Short exercise. Images should be left out, and everything else in the listing reproduced exactly.

==== Excerpted records ====

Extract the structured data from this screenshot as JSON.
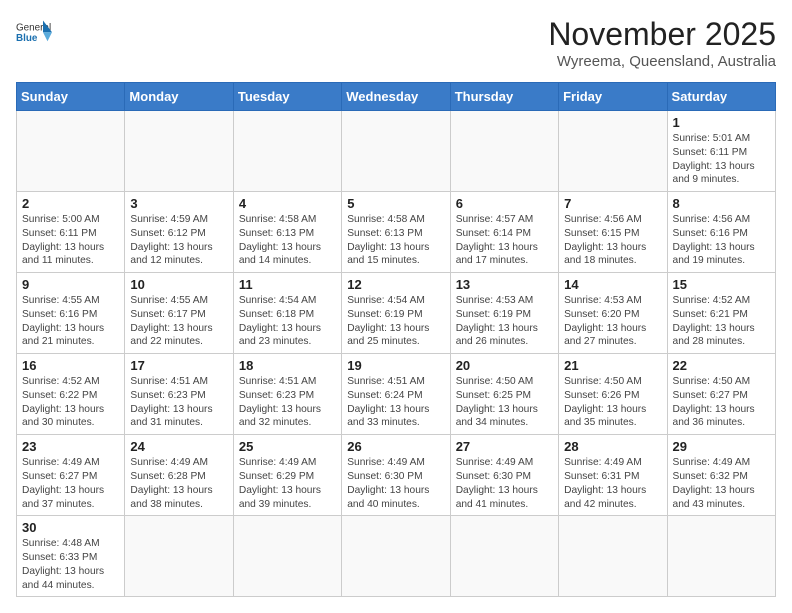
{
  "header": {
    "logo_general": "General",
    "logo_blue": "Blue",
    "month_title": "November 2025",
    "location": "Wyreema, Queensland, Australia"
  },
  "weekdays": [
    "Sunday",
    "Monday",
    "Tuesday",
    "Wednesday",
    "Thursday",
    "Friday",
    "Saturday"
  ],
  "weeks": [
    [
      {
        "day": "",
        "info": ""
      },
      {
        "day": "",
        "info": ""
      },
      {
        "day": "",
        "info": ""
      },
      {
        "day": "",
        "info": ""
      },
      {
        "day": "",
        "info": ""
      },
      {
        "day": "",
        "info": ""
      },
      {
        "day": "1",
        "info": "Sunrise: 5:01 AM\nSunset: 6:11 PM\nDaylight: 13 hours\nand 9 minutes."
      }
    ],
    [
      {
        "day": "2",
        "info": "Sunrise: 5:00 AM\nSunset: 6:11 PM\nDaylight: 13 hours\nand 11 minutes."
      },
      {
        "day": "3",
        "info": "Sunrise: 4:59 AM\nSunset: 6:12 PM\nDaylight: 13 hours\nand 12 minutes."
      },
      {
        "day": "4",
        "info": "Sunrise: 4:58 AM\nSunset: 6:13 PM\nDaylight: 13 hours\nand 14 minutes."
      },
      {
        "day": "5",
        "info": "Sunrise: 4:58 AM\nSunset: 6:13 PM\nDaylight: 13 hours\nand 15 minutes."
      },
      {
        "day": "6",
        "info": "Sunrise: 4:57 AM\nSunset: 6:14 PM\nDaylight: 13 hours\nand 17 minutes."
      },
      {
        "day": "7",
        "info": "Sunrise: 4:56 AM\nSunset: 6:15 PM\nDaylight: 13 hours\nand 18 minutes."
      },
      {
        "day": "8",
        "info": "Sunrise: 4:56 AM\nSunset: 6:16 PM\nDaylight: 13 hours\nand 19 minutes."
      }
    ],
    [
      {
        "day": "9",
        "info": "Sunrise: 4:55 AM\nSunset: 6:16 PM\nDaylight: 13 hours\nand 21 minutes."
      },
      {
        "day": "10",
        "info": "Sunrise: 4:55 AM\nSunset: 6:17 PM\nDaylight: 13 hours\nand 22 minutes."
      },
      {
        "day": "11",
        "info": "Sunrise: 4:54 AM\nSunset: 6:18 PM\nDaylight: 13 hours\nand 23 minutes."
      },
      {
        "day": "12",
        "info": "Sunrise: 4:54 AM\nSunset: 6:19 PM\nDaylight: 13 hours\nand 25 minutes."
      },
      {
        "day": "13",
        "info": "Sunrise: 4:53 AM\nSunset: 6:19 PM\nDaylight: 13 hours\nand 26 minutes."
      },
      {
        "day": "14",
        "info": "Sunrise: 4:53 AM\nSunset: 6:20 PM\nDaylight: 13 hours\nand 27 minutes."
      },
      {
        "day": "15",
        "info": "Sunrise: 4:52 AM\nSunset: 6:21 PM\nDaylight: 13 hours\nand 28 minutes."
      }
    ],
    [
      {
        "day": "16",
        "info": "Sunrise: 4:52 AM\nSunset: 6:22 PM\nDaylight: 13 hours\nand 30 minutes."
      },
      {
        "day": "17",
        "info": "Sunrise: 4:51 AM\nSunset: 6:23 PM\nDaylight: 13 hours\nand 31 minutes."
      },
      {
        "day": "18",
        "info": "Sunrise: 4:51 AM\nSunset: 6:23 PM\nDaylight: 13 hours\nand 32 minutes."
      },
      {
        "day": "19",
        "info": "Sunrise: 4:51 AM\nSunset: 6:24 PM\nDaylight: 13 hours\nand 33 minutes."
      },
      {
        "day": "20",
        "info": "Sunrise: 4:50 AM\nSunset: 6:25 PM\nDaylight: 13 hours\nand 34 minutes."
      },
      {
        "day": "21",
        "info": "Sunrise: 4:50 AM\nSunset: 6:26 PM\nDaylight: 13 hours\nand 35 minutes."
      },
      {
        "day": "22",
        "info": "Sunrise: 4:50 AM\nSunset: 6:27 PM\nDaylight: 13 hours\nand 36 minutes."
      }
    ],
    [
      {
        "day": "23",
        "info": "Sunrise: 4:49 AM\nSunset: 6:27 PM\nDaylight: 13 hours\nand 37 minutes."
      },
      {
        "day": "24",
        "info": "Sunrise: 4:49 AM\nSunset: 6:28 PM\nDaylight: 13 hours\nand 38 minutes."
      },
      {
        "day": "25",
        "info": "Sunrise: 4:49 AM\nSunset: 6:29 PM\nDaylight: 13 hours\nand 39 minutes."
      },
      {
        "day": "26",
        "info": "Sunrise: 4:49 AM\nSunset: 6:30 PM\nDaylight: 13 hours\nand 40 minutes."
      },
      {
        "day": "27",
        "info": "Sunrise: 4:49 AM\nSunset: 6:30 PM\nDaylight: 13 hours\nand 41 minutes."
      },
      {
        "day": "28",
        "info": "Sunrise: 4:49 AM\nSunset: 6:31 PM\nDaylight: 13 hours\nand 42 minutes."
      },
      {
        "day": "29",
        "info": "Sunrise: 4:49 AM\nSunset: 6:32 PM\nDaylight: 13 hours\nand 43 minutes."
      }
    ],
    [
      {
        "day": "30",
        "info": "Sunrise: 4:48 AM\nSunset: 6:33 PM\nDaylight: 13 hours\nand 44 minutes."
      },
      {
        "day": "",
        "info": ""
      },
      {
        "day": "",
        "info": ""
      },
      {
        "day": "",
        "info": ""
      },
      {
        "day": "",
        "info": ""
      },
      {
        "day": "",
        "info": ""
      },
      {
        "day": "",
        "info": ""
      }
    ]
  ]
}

====

Completed exercise.
Extract the structured data from this screenshot as JSON.
{
  "header": {
    "logo_general": "General",
    "logo_blue": "Blue",
    "month_title": "November 2025",
    "location": "Wyreema, Queensland, Australia"
  },
  "weekdays": [
    "Sunday",
    "Monday",
    "Tuesday",
    "Wednesday",
    "Thursday",
    "Friday",
    "Saturday"
  ],
  "weeks": [
    [
      {
        "day": "",
        "info": ""
      },
      {
        "day": "",
        "info": ""
      },
      {
        "day": "",
        "info": ""
      },
      {
        "day": "",
        "info": ""
      },
      {
        "day": "",
        "info": ""
      },
      {
        "day": "",
        "info": ""
      },
      {
        "day": "1",
        "info": "Sunrise: 5:01 AM\nSunset: 6:11 PM\nDaylight: 13 hours\nand 9 minutes."
      }
    ],
    [
      {
        "day": "2",
        "info": "Sunrise: 5:00 AM\nSunset: 6:11 PM\nDaylight: 13 hours\nand 11 minutes."
      },
      {
        "day": "3",
        "info": "Sunrise: 4:59 AM\nSunset: 6:12 PM\nDaylight: 13 hours\nand 12 minutes."
      },
      {
        "day": "4",
        "info": "Sunrise: 4:58 AM\nSunset: 6:13 PM\nDaylight: 13 hours\nand 14 minutes."
      },
      {
        "day": "5",
        "info": "Sunrise: 4:58 AM\nSunset: 6:13 PM\nDaylight: 13 hours\nand 15 minutes."
      },
      {
        "day": "6",
        "info": "Sunrise: 4:57 AM\nSunset: 6:14 PM\nDaylight: 13 hours\nand 17 minutes."
      },
      {
        "day": "7",
        "info": "Sunrise: 4:56 AM\nSunset: 6:15 PM\nDaylight: 13 hours\nand 18 minutes."
      },
      {
        "day": "8",
        "info": "Sunrise: 4:56 AM\nSunset: 6:16 PM\nDaylight: 13 hours\nand 19 minutes."
      }
    ],
    [
      {
        "day": "9",
        "info": "Sunrise: 4:55 AM\nSunset: 6:16 PM\nDaylight: 13 hours\nand 21 minutes."
      },
      {
        "day": "10",
        "info": "Sunrise: 4:55 AM\nSunset: 6:17 PM\nDaylight: 13 hours\nand 22 minutes."
      },
      {
        "day": "11",
        "info": "Sunrise: 4:54 AM\nSunset: 6:18 PM\nDaylight: 13 hours\nand 23 minutes."
      },
      {
        "day": "12",
        "info": "Sunrise: 4:54 AM\nSunset: 6:19 PM\nDaylight: 13 hours\nand 25 minutes."
      },
      {
        "day": "13",
        "info": "Sunrise: 4:53 AM\nSunset: 6:19 PM\nDaylight: 13 hours\nand 26 minutes."
      },
      {
        "day": "14",
        "info": "Sunrise: 4:53 AM\nSunset: 6:20 PM\nDaylight: 13 hours\nand 27 minutes."
      },
      {
        "day": "15",
        "info": "Sunrise: 4:52 AM\nSunset: 6:21 PM\nDaylight: 13 hours\nand 28 minutes."
      }
    ],
    [
      {
        "day": "16",
        "info": "Sunrise: 4:52 AM\nSunset: 6:22 PM\nDaylight: 13 hours\nand 30 minutes."
      },
      {
        "day": "17",
        "info": "Sunrise: 4:51 AM\nSunset: 6:23 PM\nDaylight: 13 hours\nand 31 minutes."
      },
      {
        "day": "18",
        "info": "Sunrise: 4:51 AM\nSunset: 6:23 PM\nDaylight: 13 hours\nand 32 minutes."
      },
      {
        "day": "19",
        "info": "Sunrise: 4:51 AM\nSunset: 6:24 PM\nDaylight: 13 hours\nand 33 minutes."
      },
      {
        "day": "20",
        "info": "Sunrise: 4:50 AM\nSunset: 6:25 PM\nDaylight: 13 hours\nand 34 minutes."
      },
      {
        "day": "21",
        "info": "Sunrise: 4:50 AM\nSunset: 6:26 PM\nDaylight: 13 hours\nand 35 minutes."
      },
      {
        "day": "22",
        "info": "Sunrise: 4:50 AM\nSunset: 6:27 PM\nDaylight: 13 hours\nand 36 minutes."
      }
    ],
    [
      {
        "day": "23",
        "info": "Sunrise: 4:49 AM\nSunset: 6:27 PM\nDaylight: 13 hours\nand 37 minutes."
      },
      {
        "day": "24",
        "info": "Sunrise: 4:49 AM\nSunset: 6:28 PM\nDaylight: 13 hours\nand 38 minutes."
      },
      {
        "day": "25",
        "info": "Sunrise: 4:49 AM\nSunset: 6:29 PM\nDaylight: 13 hours\nand 39 minutes."
      },
      {
        "day": "26",
        "info": "Sunrise: 4:49 AM\nSunset: 6:30 PM\nDaylight: 13 hours\nand 40 minutes."
      },
      {
        "day": "27",
        "info": "Sunrise: 4:49 AM\nSunset: 6:30 PM\nDaylight: 13 hours\nand 41 minutes."
      },
      {
        "day": "28",
        "info": "Sunrise: 4:49 AM\nSunset: 6:31 PM\nDaylight: 13 hours\nand 42 minutes."
      },
      {
        "day": "29",
        "info": "Sunrise: 4:49 AM\nSunset: 6:32 PM\nDaylight: 13 hours\nand 43 minutes."
      }
    ],
    [
      {
        "day": "30",
        "info": "Sunrise: 4:48 AM\nSunset: 6:33 PM\nDaylight: 13 hours\nand 44 minutes."
      },
      {
        "day": "",
        "info": ""
      },
      {
        "day": "",
        "info": ""
      },
      {
        "day": "",
        "info": ""
      },
      {
        "day": "",
        "info": ""
      },
      {
        "day": "",
        "info": ""
      },
      {
        "day": "",
        "info": ""
      }
    ]
  ]
}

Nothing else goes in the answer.